**What is required:** Write the entries below out again exactly; any picture in them stays out.

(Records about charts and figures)
"""
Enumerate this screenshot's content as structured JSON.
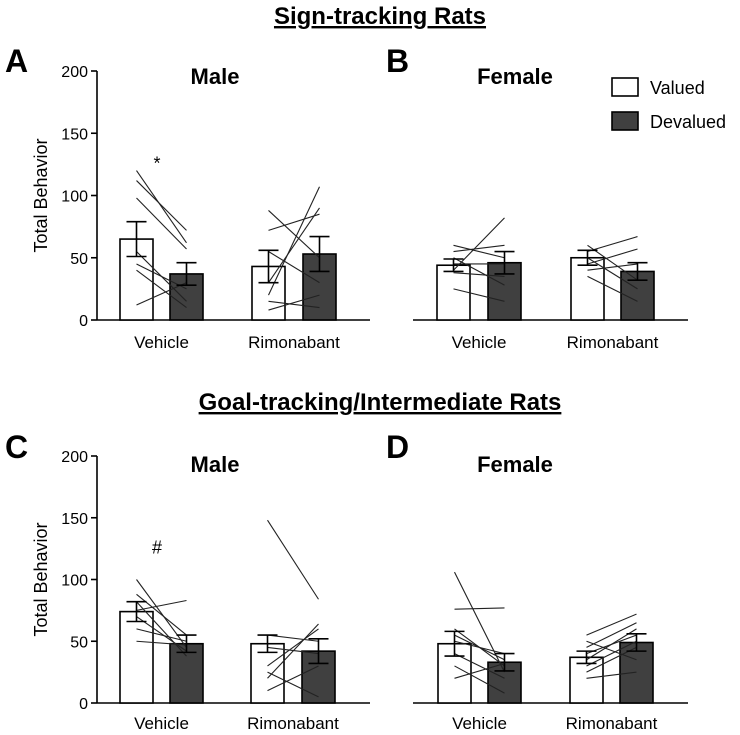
{
  "sections": [
    {
      "title": "Sign-tracking Rats"
    },
    {
      "title": "Goal-tracking/Intermediate Rats"
    }
  ],
  "legend": [
    {
      "label": "Valued",
      "color": "#ffffff"
    },
    {
      "label": "Devalued",
      "color": "#404040"
    }
  ],
  "chart_data": [
    {
      "letter": "A",
      "title": "Male",
      "type": "bar",
      "ylabel": "Total Behavior",
      "ylim": [
        0,
        200
      ],
      "yticks": [
        0,
        50,
        100,
        150,
        200
      ],
      "categories": [
        "Vehicle",
        "Rimonabant"
      ],
      "series": [
        {
          "name": "Valued",
          "values": [
            65,
            43
          ],
          "errors": [
            14,
            13
          ]
        },
        {
          "name": "Devalued",
          "values": [
            37,
            53
          ],
          "errors": [
            9,
            14
          ]
        }
      ],
      "individual": [
        [
          [
            120,
            62
          ],
          [
            112,
            72
          ],
          [
            98,
            57
          ],
          [
            55,
            15
          ],
          [
            45,
            25
          ],
          [
            40,
            10
          ],
          [
            12,
            30
          ]
        ],
        [
          [
            20,
            107
          ],
          [
            88,
            50
          ],
          [
            30,
            90
          ],
          [
            72,
            85
          ],
          [
            8,
            20
          ],
          [
            55,
            30
          ],
          [
            15,
            10
          ]
        ]
      ],
      "annotations": [
        {
          "text": "*",
          "category": 0
        }
      ]
    },
    {
      "letter": "B",
      "title": "Female",
      "type": "bar",
      "ylabel": "",
      "ylim": [
        0,
        200
      ],
      "yticks": [],
      "categories": [
        "Vehicle",
        "Rimonabant"
      ],
      "series": [
        {
          "name": "Valued",
          "values": [
            44,
            50
          ],
          "errors": [
            5,
            6
          ]
        },
        {
          "name": "Devalued",
          "values": [
            46,
            39
          ],
          "errors": [
            9,
            7
          ]
        }
      ],
      "individual": [
        [
          [
            40,
            82
          ],
          [
            55,
            60
          ],
          [
            60,
            50
          ],
          [
            38,
            35
          ],
          [
            50,
            28
          ],
          [
            25,
            15
          ],
          [
            45,
            45
          ]
        ],
        [
          [
            55,
            67
          ],
          [
            60,
            32
          ],
          [
            45,
            57
          ],
          [
            40,
            45
          ],
          [
            35,
            15
          ],
          [
            50,
            25
          ]
        ]
      ],
      "annotations": []
    },
    {
      "letter": "C",
      "title": "Male",
      "type": "bar",
      "ylabel": "Total Behavior",
      "ylim": [
        0,
        200
      ],
      "yticks": [
        0,
        50,
        100,
        150,
        200
      ],
      "categories": [
        "Vehicle",
        "Rimonabant"
      ],
      "series": [
        {
          "name": "Valued",
          "values": [
            74,
            48
          ],
          "errors": [
            8,
            7
          ]
        },
        {
          "name": "Devalued",
          "values": [
            48,
            42
          ],
          "errors": [
            7,
            10
          ]
        }
      ],
      "individual": [
        [
          [
            100,
            45
          ],
          [
            88,
            55
          ],
          [
            82,
            38
          ],
          [
            70,
            42
          ],
          [
            60,
            50
          ],
          [
            75,
            83
          ],
          [
            50,
            47
          ]
        ],
        [
          [
            148,
            84
          ],
          [
            30,
            60
          ],
          [
            55,
            50
          ],
          [
            20,
            64
          ],
          [
            45,
            40
          ],
          [
            10,
            30
          ],
          [
            25,
            5
          ]
        ]
      ],
      "annotations": [
        {
          "text": "#",
          "category": 0
        }
      ]
    },
    {
      "letter": "D",
      "title": "Female",
      "type": "bar",
      "ylabel": "",
      "ylim": [
        0,
        200
      ],
      "yticks": [],
      "categories": [
        "Vehicle",
        "Rimonabant"
      ],
      "series": [
        {
          "name": "Valued",
          "values": [
            48,
            37
          ],
          "errors": [
            10,
            5
          ]
        },
        {
          "name": "Devalued",
          "values": [
            33,
            49
          ],
          "errors": [
            7,
            7
          ]
        }
      ],
      "individual": [
        [
          [
            106,
            25
          ],
          [
            76,
            77
          ],
          [
            60,
            30
          ],
          [
            50,
            40
          ],
          [
            40,
            20
          ],
          [
            30,
            8
          ],
          [
            20,
            32
          ],
          [
            55,
            35
          ]
        ],
        [
          [
            55,
            72
          ],
          [
            45,
            65
          ],
          [
            35,
            60
          ],
          [
            30,
            50
          ],
          [
            40,
            55
          ],
          [
            25,
            45
          ],
          [
            20,
            25
          ],
          [
            50,
            35
          ]
        ]
      ],
      "annotations": []
    }
  ]
}
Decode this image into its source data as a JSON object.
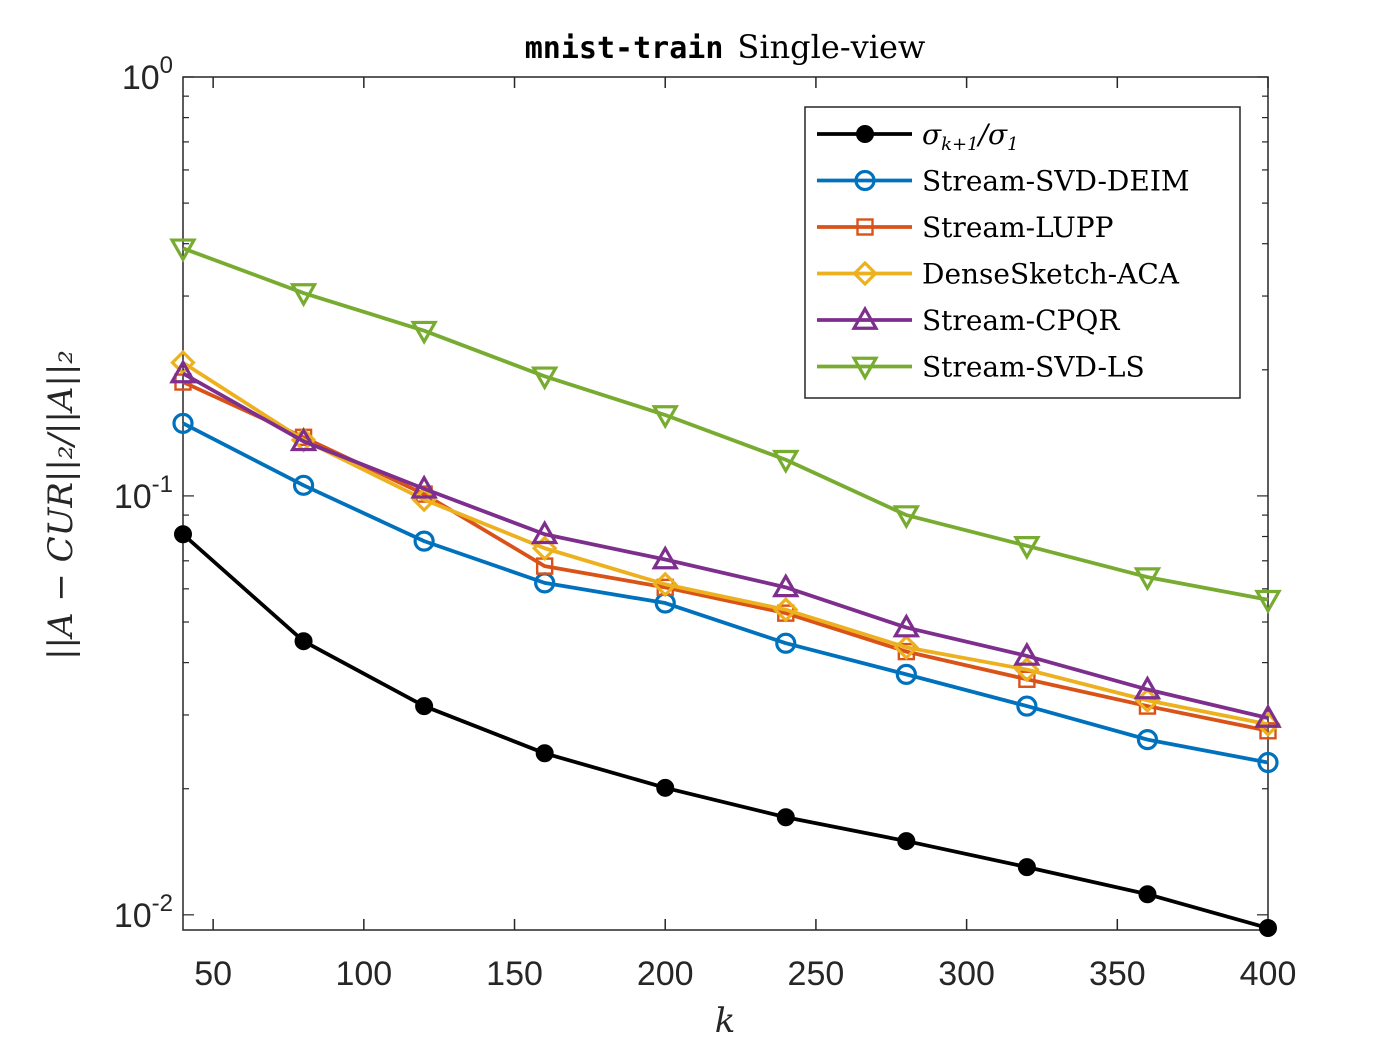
{
  "chart_data": {
    "type": "line",
    "title_code": "mnist-train",
    "title_rest": "Single-view",
    "xlabel": "k",
    "ylabel": "||A − CUR||₂/||A||₂",
    "x_scale": "linear",
    "y_scale": "log",
    "xlim": [
      40,
      400
    ],
    "ylim": [
      0.0092,
      1
    ],
    "x_ticks": [
      50,
      100,
      150,
      200,
      250,
      300,
      350,
      400
    ],
    "y_ticks": [
      {
        "value": 0.01,
        "base": "10",
        "exp": "-2"
      },
      {
        "value": 0.1,
        "base": "10",
        "exp": "-1"
      },
      {
        "value": 1,
        "base": "10",
        "exp": "0"
      }
    ],
    "grid": false,
    "legend_position": "top-right",
    "x": [
      40,
      80,
      120,
      160,
      200,
      240,
      280,
      320,
      360,
      400
    ],
    "series": [
      {
        "name": "σk+1/σ1",
        "legend_html": "σ<tspan font-size='18' dy='6'>k+1</tspan><tspan dy='-6'>/σ</tspan><tspan font-size='18' dy='6'>1</tspan>",
        "color": "#000000",
        "marker": "dot",
        "values": [
          0.081,
          0.045,
          0.0315,
          0.0243,
          0.0201,
          0.0171,
          0.015,
          0.013,
          0.0112,
          0.0093
        ]
      },
      {
        "name": "Stream-SVD-DEIM",
        "color": "#0072BD",
        "marker": "circle",
        "values": [
          0.149,
          0.106,
          0.078,
          0.062,
          0.0555,
          0.0445,
          0.0375,
          0.0315,
          0.0262,
          0.0231
        ]
      },
      {
        "name": "Stream-LUPP",
        "color": "#D95319",
        "marker": "square",
        "values": [
          0.187,
          0.138,
          0.101,
          0.068,
          0.0605,
          0.0525,
          0.0425,
          0.0365,
          0.0315,
          0.0275
        ]
      },
      {
        "name": "DenseSketch-ACA",
        "color": "#EDB120",
        "marker": "diamond",
        "values": [
          0.208,
          0.136,
          0.098,
          0.075,
          0.0615,
          0.0535,
          0.0435,
          0.0385,
          0.0325,
          0.0285
        ]
      },
      {
        "name": "Stream-CPQR",
        "color": "#7E2F8E",
        "marker": "triangle-up",
        "values": [
          0.196,
          0.135,
          0.104,
          0.081,
          0.0705,
          0.0605,
          0.0485,
          0.0415,
          0.0345,
          0.0295
        ]
      },
      {
        "name": "Stream-SVD-LS",
        "color": "#77AC30",
        "marker": "triangle-down",
        "values": [
          0.39,
          0.305,
          0.248,
          0.193,
          0.156,
          0.122,
          0.09,
          0.076,
          0.064,
          0.0565
        ]
      }
    ]
  }
}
"""
**Correct response:**
Enumerate this screenshot's content as structured JSON.
{
  "sections": [
    {
      "title": "Sign-tracking Rats"
    },
    {
      "title": "Goal-tracking/Intermediate Rats"
    }
  ],
  "legend": [
    {
      "label": "Valued",
      "color": "#ffffff"
    },
    {
      "label": "Devalued",
      "color": "#404040"
    }
  ],
  "chart_data": [
    {
      "letter": "A",
      "title": "Male",
      "type": "bar",
      "ylabel": "Total Behavior",
      "ylim": [
        0,
        200
      ],
      "yticks": [
        0,
        50,
        100,
        150,
        200
      ],
      "categories": [
        "Vehicle",
        "Rimonabant"
      ],
      "series": [
        {
          "name": "Valued",
          "values": [
            65,
            43
          ],
          "errors": [
            14,
            13
          ]
        },
        {
          "name": "Devalued",
          "values": [
            37,
            53
          ],
          "errors": [
            9,
            14
          ]
        }
      ],
      "individual": [
        [
          [
            120,
            62
          ],
          [
            112,
            72
          ],
          [
            98,
            57
          ],
          [
            55,
            15
          ],
          [
            45,
            25
          ],
          [
            40,
            10
          ],
          [
            12,
            30
          ]
        ],
        [
          [
            20,
            107
          ],
          [
            88,
            50
          ],
          [
            30,
            90
          ],
          [
            72,
            85
          ],
          [
            8,
            20
          ],
          [
            55,
            30
          ],
          [
            15,
            10
          ]
        ]
      ],
      "annotations": [
        {
          "text": "*",
          "category": 0
        }
      ]
    },
    {
      "letter": "B",
      "title": "Female",
      "type": "bar",
      "ylabel": "",
      "ylim": [
        0,
        200
      ],
      "yticks": [],
      "categories": [
        "Vehicle",
        "Rimonabant"
      ],
      "series": [
        {
          "name": "Valued",
          "values": [
            44,
            50
          ],
          "errors": [
            5,
            6
          ]
        },
        {
          "name": "Devalued",
          "values": [
            46,
            39
          ],
          "errors": [
            9,
            7
          ]
        }
      ],
      "individual": [
        [
          [
            40,
            82
          ],
          [
            55,
            60
          ],
          [
            60,
            50
          ],
          [
            38,
            35
          ],
          [
            50,
            28
          ],
          [
            25,
            15
          ],
          [
            45,
            45
          ]
        ],
        [
          [
            55,
            67
          ],
          [
            60,
            32
          ],
          [
            45,
            57
          ],
          [
            40,
            45
          ],
          [
            35,
            15
          ],
          [
            50,
            25
          ]
        ]
      ],
      "annotations": []
    },
    {
      "letter": "C",
      "title": "Male",
      "type": "bar",
      "ylabel": "Total Behavior",
      "ylim": [
        0,
        200
      ],
      "yticks": [
        0,
        50,
        100,
        150,
        200
      ],
      "categories": [
        "Vehicle",
        "Rimonabant"
      ],
      "series": [
        {
          "name": "Valued",
          "values": [
            74,
            48
          ],
          "errors": [
            8,
            7
          ]
        },
        {
          "name": "Devalued",
          "values": [
            48,
            42
          ],
          "errors": [
            7,
            10
          ]
        }
      ],
      "individual": [
        [
          [
            100,
            45
          ],
          [
            88,
            55
          ],
          [
            82,
            38
          ],
          [
            70,
            42
          ],
          [
            60,
            50
          ],
          [
            75,
            83
          ],
          [
            50,
            47
          ]
        ],
        [
          [
            148,
            84
          ],
          [
            30,
            60
          ],
          [
            55,
            50
          ],
          [
            20,
            64
          ],
          [
            45,
            40
          ],
          [
            10,
            30
          ],
          [
            25,
            5
          ]
        ]
      ],
      "annotations": [
        {
          "text": "#",
          "category": 0
        }
      ]
    },
    {
      "letter": "D",
      "title": "Female",
      "type": "bar",
      "ylabel": "",
      "ylim": [
        0,
        200
      ],
      "yticks": [],
      "categories": [
        "Vehicle",
        "Rimonabant"
      ],
      "series": [
        {
          "name": "Valued",
          "values": [
            48,
            37
          ],
          "errors": [
            10,
            5
          ]
        },
        {
          "name": "Devalued",
          "values": [
            33,
            49
          ],
          "errors": [
            7,
            7
          ]
        }
      ],
      "individual": [
        [
          [
            106,
            25
          ],
          [
            76,
            77
          ],
          [
            60,
            30
          ],
          [
            50,
            40
          ],
          [
            40,
            20
          ],
          [
            30,
            8
          ],
          [
            20,
            32
          ],
          [
            55,
            35
          ]
        ],
        [
          [
            55,
            72
          ],
          [
            45,
            65
          ],
          [
            35,
            60
          ],
          [
            30,
            50
          ],
          [
            40,
            55
          ],
          [
            25,
            45
          ],
          [
            20,
            25
          ],
          [
            50,
            35
          ]
        ]
      ],
      "annotations": []
    }
  ]
}
Decode this image into its source data as a JSON object.
{
  "chart_data": {
    "type": "line",
    "title_code": "mnist-train",
    "title_rest": "Single-view",
    "xlabel": "k",
    "ylabel": "||A − CUR||₂/||A||₂",
    "x_scale": "linear",
    "y_scale": "log",
    "xlim": [
      40,
      400
    ],
    "ylim": [
      0.0092,
      1
    ],
    "x_ticks": [
      50,
      100,
      150,
      200,
      250,
      300,
      350,
      400
    ],
    "y_ticks": [
      {
        "value": 0.01,
        "base": "10",
        "exp": "-2"
      },
      {
        "value": 0.1,
        "base": "10",
        "exp": "-1"
      },
      {
        "value": 1,
        "base": "10",
        "exp": "0"
      }
    ],
    "grid": false,
    "legend_position": "top-right",
    "x": [
      40,
      80,
      120,
      160,
      200,
      240,
      280,
      320,
      360,
      400
    ],
    "series": [
      {
        "name": "σk+1/σ1",
        "legend_html": "σ<tspan font-size='18' dy='6'>k+1</tspan><tspan dy='-6'>/σ</tspan><tspan font-size='18' dy='6'>1</tspan>",
        "color": "#000000",
        "marker": "dot",
        "values": [
          0.081,
          0.045,
          0.0315,
          0.0243,
          0.0201,
          0.0171,
          0.015,
          0.013,
          0.0112,
          0.0093
        ]
      },
      {
        "name": "Stream-SVD-DEIM",
        "color": "#0072BD",
        "marker": "circle",
        "values": [
          0.149,
          0.106,
          0.078,
          0.062,
          0.0555,
          0.0445,
          0.0375,
          0.0315,
          0.0262,
          0.0231
        ]
      },
      {
        "name": "Stream-LUPP",
        "color": "#D95319",
        "marker": "square",
        "values": [
          0.187,
          0.138,
          0.101,
          0.068,
          0.0605,
          0.0525,
          0.0425,
          0.0365,
          0.0315,
          0.0275
        ]
      },
      {
        "name": "DenseSketch-ACA",
        "color": "#EDB120",
        "marker": "diamond",
        "values": [
          0.208,
          0.136,
          0.098,
          0.075,
          0.0615,
          0.0535,
          0.0435,
          0.0385,
          0.0325,
          0.0285
        ]
      },
      {
        "name": "Stream-CPQR",
        "color": "#7E2F8E",
        "marker": "triangle-up",
        "values": [
          0.196,
          0.135,
          0.104,
          0.081,
          0.0705,
          0.0605,
          0.0485,
          0.0415,
          0.0345,
          0.0295
        ]
      },
      {
        "name": "Stream-SVD-LS",
        "color": "#77AC30",
        "marker": "triangle-down",
        "values": [
          0.39,
          0.305,
          0.248,
          0.193,
          0.156,
          0.122,
          0.09,
          0.076,
          0.064,
          0.0565
        ]
      }
    ]
  }
}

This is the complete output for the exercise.